(Records about charts and figures)

▬▬▬▬▬▬

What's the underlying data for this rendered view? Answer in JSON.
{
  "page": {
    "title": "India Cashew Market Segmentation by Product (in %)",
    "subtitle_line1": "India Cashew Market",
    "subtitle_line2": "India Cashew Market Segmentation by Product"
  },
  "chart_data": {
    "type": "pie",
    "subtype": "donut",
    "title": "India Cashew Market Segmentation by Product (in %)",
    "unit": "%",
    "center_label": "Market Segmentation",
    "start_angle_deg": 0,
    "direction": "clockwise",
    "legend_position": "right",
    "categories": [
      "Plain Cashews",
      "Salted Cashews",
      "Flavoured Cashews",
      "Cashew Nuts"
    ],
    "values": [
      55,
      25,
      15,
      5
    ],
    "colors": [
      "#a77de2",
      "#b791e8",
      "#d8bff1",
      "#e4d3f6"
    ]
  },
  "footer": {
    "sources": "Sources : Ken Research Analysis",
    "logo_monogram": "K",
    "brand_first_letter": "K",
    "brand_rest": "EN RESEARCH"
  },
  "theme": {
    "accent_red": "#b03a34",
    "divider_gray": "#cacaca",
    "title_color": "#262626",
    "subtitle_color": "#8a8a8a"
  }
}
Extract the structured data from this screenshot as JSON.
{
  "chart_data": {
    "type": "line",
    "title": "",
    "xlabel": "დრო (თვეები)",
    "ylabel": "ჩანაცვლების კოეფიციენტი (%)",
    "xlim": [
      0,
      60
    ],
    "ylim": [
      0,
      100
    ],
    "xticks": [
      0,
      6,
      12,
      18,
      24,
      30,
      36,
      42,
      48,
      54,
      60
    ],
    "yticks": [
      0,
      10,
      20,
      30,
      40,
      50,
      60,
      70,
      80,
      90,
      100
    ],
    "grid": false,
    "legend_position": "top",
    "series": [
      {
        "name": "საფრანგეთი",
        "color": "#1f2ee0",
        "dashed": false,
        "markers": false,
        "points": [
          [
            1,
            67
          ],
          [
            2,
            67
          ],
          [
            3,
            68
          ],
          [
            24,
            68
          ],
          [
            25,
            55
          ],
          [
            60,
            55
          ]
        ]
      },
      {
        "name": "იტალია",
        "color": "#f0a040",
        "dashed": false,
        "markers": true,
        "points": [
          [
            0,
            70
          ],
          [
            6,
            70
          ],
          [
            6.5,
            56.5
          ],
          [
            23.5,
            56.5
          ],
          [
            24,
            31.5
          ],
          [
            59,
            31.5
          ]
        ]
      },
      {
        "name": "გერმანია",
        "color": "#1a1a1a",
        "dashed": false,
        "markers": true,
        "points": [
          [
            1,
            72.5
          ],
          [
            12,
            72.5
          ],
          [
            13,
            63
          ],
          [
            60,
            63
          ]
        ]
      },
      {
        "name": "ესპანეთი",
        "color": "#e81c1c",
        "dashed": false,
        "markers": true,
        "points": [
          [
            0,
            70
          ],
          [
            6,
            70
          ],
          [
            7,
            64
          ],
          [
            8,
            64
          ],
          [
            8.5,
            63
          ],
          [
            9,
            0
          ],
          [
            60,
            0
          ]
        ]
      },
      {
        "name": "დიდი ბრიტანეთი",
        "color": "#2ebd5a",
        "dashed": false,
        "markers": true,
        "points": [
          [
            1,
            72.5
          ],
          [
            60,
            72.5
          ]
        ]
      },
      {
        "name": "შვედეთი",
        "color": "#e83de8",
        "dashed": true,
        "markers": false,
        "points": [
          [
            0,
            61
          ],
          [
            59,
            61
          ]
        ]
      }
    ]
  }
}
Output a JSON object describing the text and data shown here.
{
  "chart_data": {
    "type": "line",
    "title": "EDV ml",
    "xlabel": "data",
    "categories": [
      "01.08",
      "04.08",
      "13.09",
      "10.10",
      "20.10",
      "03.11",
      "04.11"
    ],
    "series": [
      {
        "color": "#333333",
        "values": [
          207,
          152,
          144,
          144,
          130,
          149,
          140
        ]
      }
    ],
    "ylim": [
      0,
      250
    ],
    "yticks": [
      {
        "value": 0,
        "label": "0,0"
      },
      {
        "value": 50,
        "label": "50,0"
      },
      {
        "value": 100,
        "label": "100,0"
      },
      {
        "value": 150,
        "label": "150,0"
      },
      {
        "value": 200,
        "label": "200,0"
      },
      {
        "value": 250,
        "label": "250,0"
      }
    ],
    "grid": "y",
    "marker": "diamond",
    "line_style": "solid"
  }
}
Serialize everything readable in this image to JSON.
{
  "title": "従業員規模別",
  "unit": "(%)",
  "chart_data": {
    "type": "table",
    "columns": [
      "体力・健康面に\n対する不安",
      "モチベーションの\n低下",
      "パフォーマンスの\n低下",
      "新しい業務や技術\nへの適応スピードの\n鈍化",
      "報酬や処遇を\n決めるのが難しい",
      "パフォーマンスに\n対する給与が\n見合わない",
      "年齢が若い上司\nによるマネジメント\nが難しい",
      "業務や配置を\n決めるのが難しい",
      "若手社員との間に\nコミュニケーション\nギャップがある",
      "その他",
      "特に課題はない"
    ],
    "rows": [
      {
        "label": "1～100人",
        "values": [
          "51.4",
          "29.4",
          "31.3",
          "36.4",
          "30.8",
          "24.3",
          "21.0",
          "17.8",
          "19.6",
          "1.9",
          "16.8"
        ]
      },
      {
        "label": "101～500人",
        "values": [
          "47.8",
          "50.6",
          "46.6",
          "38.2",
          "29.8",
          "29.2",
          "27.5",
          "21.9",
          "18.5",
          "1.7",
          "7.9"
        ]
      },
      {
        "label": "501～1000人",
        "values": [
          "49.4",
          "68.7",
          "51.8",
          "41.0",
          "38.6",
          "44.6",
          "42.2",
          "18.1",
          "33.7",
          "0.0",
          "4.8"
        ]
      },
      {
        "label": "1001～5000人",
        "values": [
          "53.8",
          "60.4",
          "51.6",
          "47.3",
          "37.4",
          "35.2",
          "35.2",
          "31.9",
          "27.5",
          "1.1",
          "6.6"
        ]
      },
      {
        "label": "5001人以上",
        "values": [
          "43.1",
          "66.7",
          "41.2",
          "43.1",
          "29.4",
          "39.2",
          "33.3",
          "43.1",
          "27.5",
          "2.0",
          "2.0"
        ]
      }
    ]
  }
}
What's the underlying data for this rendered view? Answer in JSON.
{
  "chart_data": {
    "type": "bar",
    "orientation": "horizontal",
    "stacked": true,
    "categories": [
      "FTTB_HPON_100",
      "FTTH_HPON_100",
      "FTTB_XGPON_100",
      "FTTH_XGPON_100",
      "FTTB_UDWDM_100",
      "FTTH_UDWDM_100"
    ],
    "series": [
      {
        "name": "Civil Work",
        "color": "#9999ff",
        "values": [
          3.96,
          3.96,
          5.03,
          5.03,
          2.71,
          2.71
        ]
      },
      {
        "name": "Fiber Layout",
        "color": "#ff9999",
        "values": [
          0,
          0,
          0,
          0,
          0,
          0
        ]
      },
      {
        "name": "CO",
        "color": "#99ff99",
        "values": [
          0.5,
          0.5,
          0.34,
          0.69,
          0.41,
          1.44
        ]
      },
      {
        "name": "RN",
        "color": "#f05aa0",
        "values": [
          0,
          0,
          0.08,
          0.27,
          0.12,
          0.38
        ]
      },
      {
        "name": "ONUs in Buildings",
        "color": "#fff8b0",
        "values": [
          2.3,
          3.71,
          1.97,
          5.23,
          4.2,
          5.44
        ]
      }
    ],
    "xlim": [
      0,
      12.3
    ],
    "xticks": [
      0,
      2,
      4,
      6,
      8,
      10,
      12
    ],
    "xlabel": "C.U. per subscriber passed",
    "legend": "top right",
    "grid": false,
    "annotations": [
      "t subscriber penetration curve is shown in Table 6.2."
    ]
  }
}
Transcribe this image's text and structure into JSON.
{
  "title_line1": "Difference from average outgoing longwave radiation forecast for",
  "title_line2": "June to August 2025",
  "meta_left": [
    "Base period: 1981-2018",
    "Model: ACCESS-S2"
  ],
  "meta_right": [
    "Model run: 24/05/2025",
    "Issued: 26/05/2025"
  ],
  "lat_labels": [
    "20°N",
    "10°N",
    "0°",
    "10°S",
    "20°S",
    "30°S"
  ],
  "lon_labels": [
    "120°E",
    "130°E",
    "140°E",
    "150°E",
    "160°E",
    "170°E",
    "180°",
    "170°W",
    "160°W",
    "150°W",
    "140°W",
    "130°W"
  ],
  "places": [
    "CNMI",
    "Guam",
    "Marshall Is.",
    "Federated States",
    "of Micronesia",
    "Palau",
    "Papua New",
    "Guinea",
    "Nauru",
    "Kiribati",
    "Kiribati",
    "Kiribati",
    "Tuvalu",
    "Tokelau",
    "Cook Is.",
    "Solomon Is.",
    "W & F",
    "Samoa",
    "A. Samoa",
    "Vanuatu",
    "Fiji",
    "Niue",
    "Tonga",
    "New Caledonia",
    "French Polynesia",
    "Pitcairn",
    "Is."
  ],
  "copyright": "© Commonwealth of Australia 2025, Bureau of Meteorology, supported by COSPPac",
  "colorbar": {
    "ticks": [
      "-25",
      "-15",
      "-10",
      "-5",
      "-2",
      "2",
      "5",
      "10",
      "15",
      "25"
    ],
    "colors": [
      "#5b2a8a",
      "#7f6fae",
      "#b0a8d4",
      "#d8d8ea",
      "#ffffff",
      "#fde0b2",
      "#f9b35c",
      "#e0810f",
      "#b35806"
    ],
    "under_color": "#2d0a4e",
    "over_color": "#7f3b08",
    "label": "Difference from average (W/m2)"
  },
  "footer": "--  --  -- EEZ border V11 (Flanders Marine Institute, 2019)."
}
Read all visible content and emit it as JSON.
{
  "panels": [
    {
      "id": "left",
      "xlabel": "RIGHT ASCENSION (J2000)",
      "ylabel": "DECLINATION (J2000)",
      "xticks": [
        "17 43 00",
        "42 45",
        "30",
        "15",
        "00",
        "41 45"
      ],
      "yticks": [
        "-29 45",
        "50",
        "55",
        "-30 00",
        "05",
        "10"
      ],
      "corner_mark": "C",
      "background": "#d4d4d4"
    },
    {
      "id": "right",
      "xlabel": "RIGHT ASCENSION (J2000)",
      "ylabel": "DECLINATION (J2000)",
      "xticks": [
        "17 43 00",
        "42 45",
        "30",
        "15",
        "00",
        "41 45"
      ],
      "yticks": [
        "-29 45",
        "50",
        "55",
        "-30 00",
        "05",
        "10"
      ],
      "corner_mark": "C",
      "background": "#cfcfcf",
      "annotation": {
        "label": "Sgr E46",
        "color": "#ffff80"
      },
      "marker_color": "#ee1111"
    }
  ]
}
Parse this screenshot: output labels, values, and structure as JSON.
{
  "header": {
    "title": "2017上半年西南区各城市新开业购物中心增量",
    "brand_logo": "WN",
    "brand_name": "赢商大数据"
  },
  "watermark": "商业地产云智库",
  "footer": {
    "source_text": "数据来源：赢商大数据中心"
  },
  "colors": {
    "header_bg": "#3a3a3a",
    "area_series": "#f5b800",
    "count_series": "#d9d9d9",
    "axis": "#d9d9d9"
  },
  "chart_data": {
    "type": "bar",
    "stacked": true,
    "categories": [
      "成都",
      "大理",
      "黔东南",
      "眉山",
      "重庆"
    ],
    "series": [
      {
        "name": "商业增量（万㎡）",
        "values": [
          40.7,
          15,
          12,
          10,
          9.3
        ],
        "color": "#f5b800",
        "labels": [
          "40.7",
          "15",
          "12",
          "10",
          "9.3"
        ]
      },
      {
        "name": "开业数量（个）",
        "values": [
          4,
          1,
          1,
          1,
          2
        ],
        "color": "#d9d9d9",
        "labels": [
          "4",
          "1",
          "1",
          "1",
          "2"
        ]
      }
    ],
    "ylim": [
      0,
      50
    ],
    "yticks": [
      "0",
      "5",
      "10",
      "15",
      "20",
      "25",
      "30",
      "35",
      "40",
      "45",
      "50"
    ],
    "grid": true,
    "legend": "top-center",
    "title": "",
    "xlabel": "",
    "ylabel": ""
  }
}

▬▬▬▬▬▬

_Work to complete_
From the entries above, select each line containing the string "image".

_Problem solution_
Serialize everything readable in this image to JSON.
Transcribe this image's text and structure into JSON.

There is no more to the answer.